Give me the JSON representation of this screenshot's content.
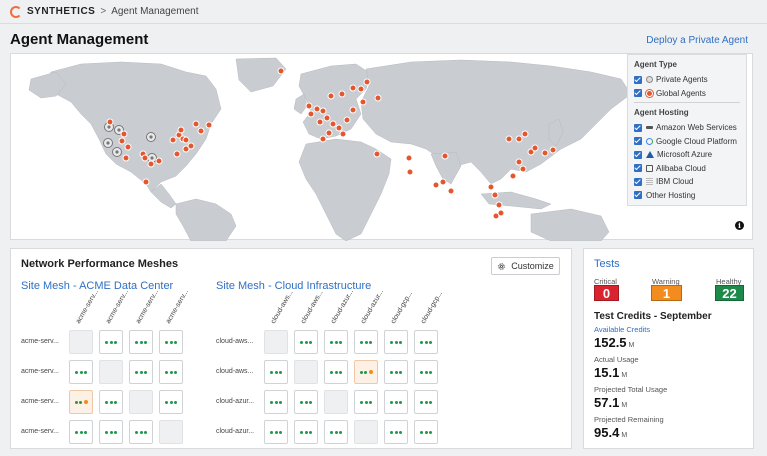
{
  "breadcrumb": {
    "brand": "SYNTHETICS",
    "separator": ">",
    "current": "Agent Management"
  },
  "page": {
    "title": "Agent Management",
    "deploy_link": "Deploy a Private Agent"
  },
  "legend": {
    "agent_type_title": "Agent Type",
    "agent_types": [
      {
        "label": "Private Agents",
        "icon": "private-agent-icon",
        "checked": true
      },
      {
        "label": "Global Agents",
        "icon": "global-agent-icon",
        "checked": true
      }
    ],
    "hosting_title": "Agent Hosting",
    "hosting": [
      {
        "label": "Amazon Web Services",
        "icon": "aws-icon",
        "checked": true
      },
      {
        "label": "Google Cloud Platform",
        "icon": "gcp-icon",
        "checked": true
      },
      {
        "label": "Microsoft Azure",
        "icon": "azure-icon",
        "checked": true
      },
      {
        "label": "Alibaba Cloud",
        "icon": "alibaba-icon",
        "checked": true
      },
      {
        "label": "IBM Cloud",
        "icon": "ibm-icon",
        "checked": true
      },
      {
        "label": "Other Hosting",
        "icon": "",
        "checked": true
      }
    ]
  },
  "colors": {
    "accent": "#2f6fc4",
    "global_agent": "#e4572e",
    "healthy": "#1e9a4a",
    "warning": "#f28c1e",
    "critical": "#d9232e",
    "map_land": "#c9ccd1"
  },
  "mesh": {
    "title": "Network Performance Meshes",
    "customize_label": "Customize",
    "groups": [
      {
        "name": "Site Mesh - ACME Data Center",
        "columns": [
          "acme-serv...",
          "acme-serv...",
          "acme-serv...",
          "acme-serv..."
        ],
        "rows": [
          "acme-serv...",
          "acme-serv...",
          "acme-serv...",
          "acme-serv..."
        ],
        "cells": [
          [
            "empty",
            "ok",
            "ok",
            "ok"
          ],
          [
            "ok",
            "empty",
            "ok",
            "ok"
          ],
          [
            "warn",
            "ok",
            "empty",
            "ok"
          ],
          [
            "ok",
            "ok",
            "ok",
            "empty"
          ]
        ]
      },
      {
        "name": "Site Mesh - Cloud Infrastructure",
        "columns": [
          "cloud-aws...",
          "cloud-aws...",
          "cloud-azur...",
          "cloud-azur...",
          "cloud-gcp...",
          "cloud-gcp..."
        ],
        "rows": [
          "cloud-aws...",
          "cloud-aws...",
          "cloud-azur...",
          "cloud-azur..."
        ],
        "cells": [
          [
            "empty",
            "ok",
            "ok",
            "ok",
            "ok",
            "ok"
          ],
          [
            "ok",
            "empty",
            "ok",
            "warn",
            "ok",
            "ok"
          ],
          [
            "ok",
            "ok",
            "empty",
            "ok",
            "ok",
            "ok"
          ],
          [
            "ok",
            "ok",
            "ok",
            "empty",
            "ok",
            "ok"
          ]
        ]
      }
    ]
  },
  "tests": {
    "title": "Tests",
    "critical": {
      "label": "Critical",
      "value": "0"
    },
    "warning": {
      "label": "Warning",
      "value": "1"
    },
    "healthy": {
      "label": "Healthy",
      "value": "22"
    },
    "credits_title": "Test Credits - September",
    "available": {
      "label": "Available Credits",
      "value": "152.5",
      "unit": "M"
    },
    "actual": {
      "label": "Actual Usage",
      "value": "15.1",
      "unit": "M"
    },
    "projected_total": {
      "label": "Projected Total Usage",
      "value": "57.1",
      "unit": "M"
    },
    "projected_remaining": {
      "label": "Projected Remaining",
      "value": "95.4",
      "unit": "M"
    }
  }
}
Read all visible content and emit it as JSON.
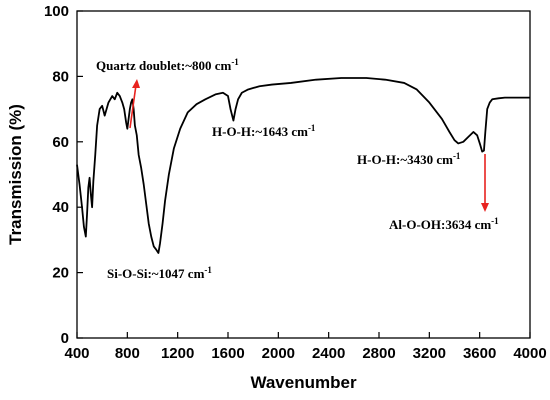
{
  "chart_data": {
    "type": "line",
    "xlabel": "Wavenumber",
    "ylabel": "Transmission (%)",
    "xlim": [
      400,
      4000
    ],
    "ylim": [
      0,
      100
    ],
    "xticks": [
      400,
      800,
      1200,
      1600,
      2000,
      2400,
      2800,
      3200,
      3600,
      4000
    ],
    "yticks": [
      0,
      20,
      40,
      60,
      80,
      100
    ],
    "grid": false,
    "line_color": "#000000",
    "arrow_color": "#e8231f",
    "series": [
      {
        "x": [
          400,
          420,
          440,
          455,
          470,
          480,
          490,
          500,
          510,
          520,
          530,
          545,
          560,
          580,
          600,
          620,
          650,
          680,
          700,
          720,
          740,
          760,
          775,
          790,
          800,
          810,
          820,
          830,
          840,
          850,
          860,
          875,
          890,
          910,
          930,
          950,
          970,
          990,
          1010,
          1030,
          1047,
          1060,
          1080,
          1100,
          1130,
          1170,
          1220,
          1280,
          1350,
          1420,
          1500,
          1560,
          1600,
          1620,
          1643,
          1660,
          1680,
          1710,
          1760,
          1850,
          1950,
          2100,
          2300,
          2500,
          2700,
          2850,
          3000,
          3100,
          3200,
          3300,
          3360,
          3400,
          3430,
          3470,
          3510,
          3550,
          3580,
          3605,
          3620,
          3634,
          3645,
          3660,
          3680,
          3700,
          3750,
          3800,
          3900,
          4000
        ],
        "y": [
          53,
          47,
          40,
          34,
          31,
          38,
          46,
          49,
          44,
          40,
          48,
          56,
          65,
          70,
          71,
          68,
          72,
          74,
          73,
          75,
          74,
          72,
          70,
          66,
          64,
          67,
          70,
          72,
          73,
          70,
          65,
          62,
          56,
          52,
          47,
          41,
          35,
          31,
          28,
          27,
          26,
          29,
          35,
          42,
          50,
          58,
          64,
          69,
          71.5,
          73,
          74.5,
          75,
          74,
          70,
          66.5,
          70,
          73,
          75,
          76,
          77,
          77.5,
          78,
          79,
          79.5,
          79.5,
          79,
          78,
          76,
          72,
          67,
          63,
          60.5,
          59.5,
          60,
          61.5,
          63,
          62,
          59,
          57,
          57.3,
          63,
          70,
          72,
          73,
          73.3,
          73.5,
          73.5,
          73.5
        ]
      }
    ],
    "annotations": [
      {
        "text": "Quartz doublet:~800 cm",
        "sup": "-1"
      },
      {
        "text": "H-O-H:~1643 cm",
        "sup": "-1"
      },
      {
        "text": "H-O-H:~3430 cm",
        "sup": "-1"
      },
      {
        "text": "Al-O-OH:3634 cm",
        "sup": "-1"
      },
      {
        "text": "Si-O-Si:~1047 cm",
        "sup": "-1"
      }
    ]
  }
}
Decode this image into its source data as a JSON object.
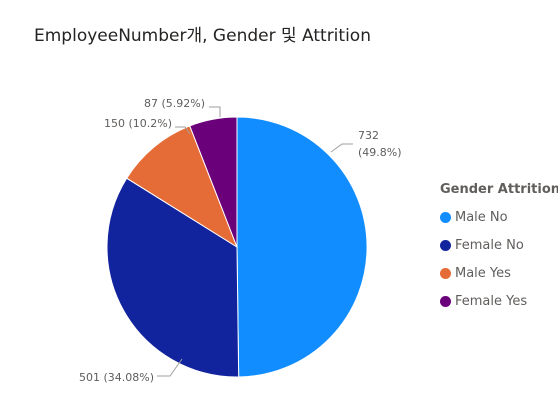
{
  "chart_data": {
    "type": "pie",
    "title": "EmployeeNumber개, Gender 및 Attrition",
    "legend_title": "Gender Attrition",
    "legend_position": "right",
    "slices": [
      {
        "name": "Male No",
        "value": 732,
        "label_value": "732",
        "label_percent": "(49.8%)",
        "color": "#118DFF"
      },
      {
        "name": "Female No",
        "value": 501,
        "label_value": "501",
        "label_percent": "(34.08%)",
        "color": "#12239E"
      },
      {
        "name": "Male Yes",
        "value": 150,
        "label_value": "150",
        "label_percent": "(10.2%)",
        "color": "#E66C37"
      },
      {
        "name": "Female Yes",
        "value": 87,
        "label_value": "87",
        "label_percent": "(5.92%)",
        "color": "#6B007B"
      }
    ]
  }
}
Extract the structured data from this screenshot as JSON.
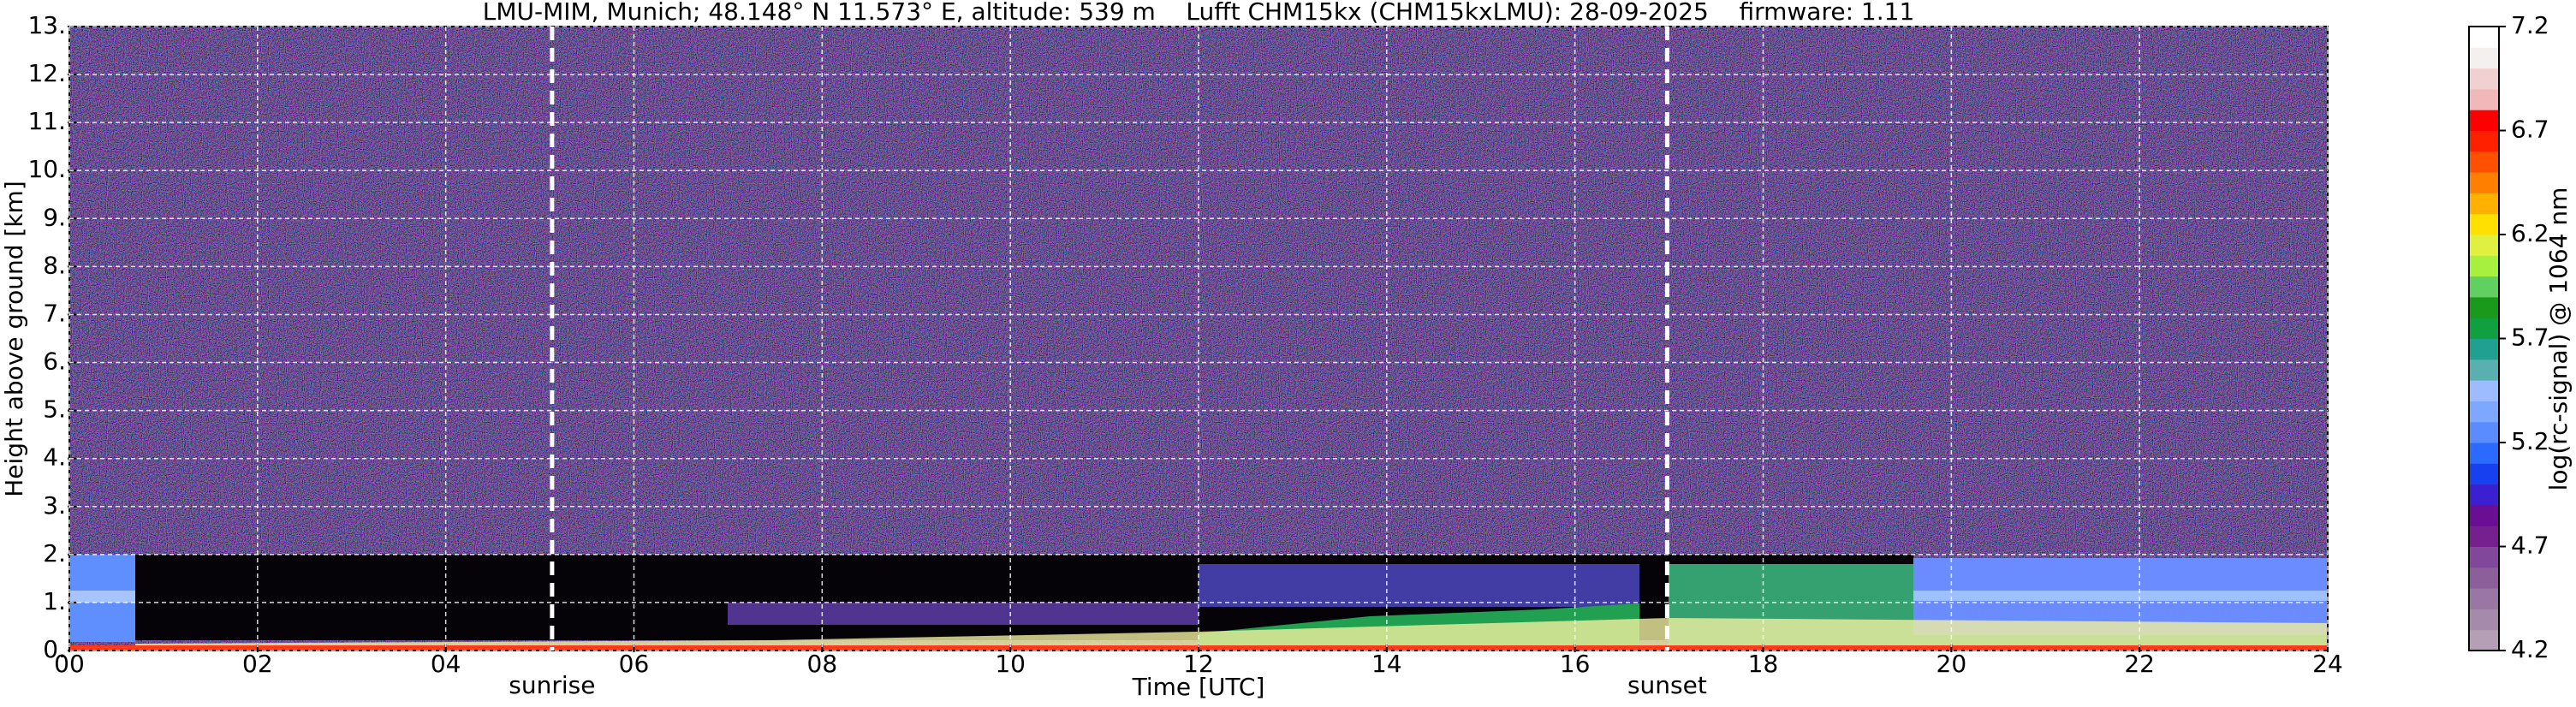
{
  "chart_data": {
    "type": "heatmap",
    "title": "LMU-MIM, Munich; 48.148° N 11.573° E, altitude: 539 m    Lufft CHM15kx (CHM15kxLMU): 28-09-2025    firmware: 1.11",
    "x_label": "Time [UTC]",
    "y_label": "Height above ground [km]",
    "xlim": [
      0,
      24
    ],
    "xticks": [
      {
        "value": 0,
        "label": "00"
      },
      {
        "value": 2,
        "label": "02"
      },
      {
        "value": 4,
        "label": "04"
      },
      {
        "value": 6,
        "label": "06"
      },
      {
        "value": 8,
        "label": "08"
      },
      10,
      12,
      14,
      16,
      18,
      20,
      22,
      24
    ],
    "ylim": [
      0,
      13
    ],
    "yticks": [
      {
        "value": 0,
        "label": "0."
      },
      {
        "value": 1,
        "label": "1."
      },
      {
        "value": 2,
        "label": "2."
      },
      {
        "value": 3,
        "label": "3."
      },
      {
        "value": 4,
        "label": "4."
      },
      {
        "value": 5,
        "label": "5."
      },
      {
        "value": 6,
        "label": "6."
      },
      {
        "value": 7,
        "label": "7."
      },
      {
        "value": 8,
        "label": "8."
      },
      {
        "value": 9,
        "label": "9."
      },
      {
        "value": 10,
        "label": "10."
      },
      {
        "value": 11,
        "label": "11."
      },
      {
        "value": 12,
        "label": "12."
      },
      {
        "value": 13,
        "label": "13."
      }
    ],
    "grid": true,
    "annotations": [
      {
        "text": "sunrise",
        "x": 5.13
      },
      {
        "text": "sunset",
        "x": 16.98
      }
    ],
    "colorbar": {
      "label": "log(rc-signal) @ 1064 nm",
      "clim": [
        4.2,
        7.2
      ],
      "ticks": [
        4.2,
        4.7,
        5.2,
        5.7,
        6.2,
        6.7,
        7.2
      ],
      "colors": [
        "#b49fb4",
        "#a68aab",
        "#9a76a2",
        "#8d5f9a",
        "#80479a",
        "#761f8f",
        "#6a0f94",
        "#3a20d0",
        "#1640f0",
        "#2a6aff",
        "#5a8cff",
        "#7ea8ff",
        "#9dbcff",
        "#58b0b0",
        "#20a090",
        "#10a040",
        "#1a9a1a",
        "#60d060",
        "#a8f040",
        "#e0f040",
        "#ffe000",
        "#ffb000",
        "#ff8000",
        "#ff5000",
        "#ff2000",
        "#ff0000",
        "#f0b8b8",
        "#f0d0d0",
        "#f4f0f0",
        "#ffffff"
      ]
    }
  }
}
────
**YOUR INSTRUCTIONS**
Among the entries above, how many lines hold the string "Usage"? Respond with nothing but the number.

**SOLVED PROBLEM**
2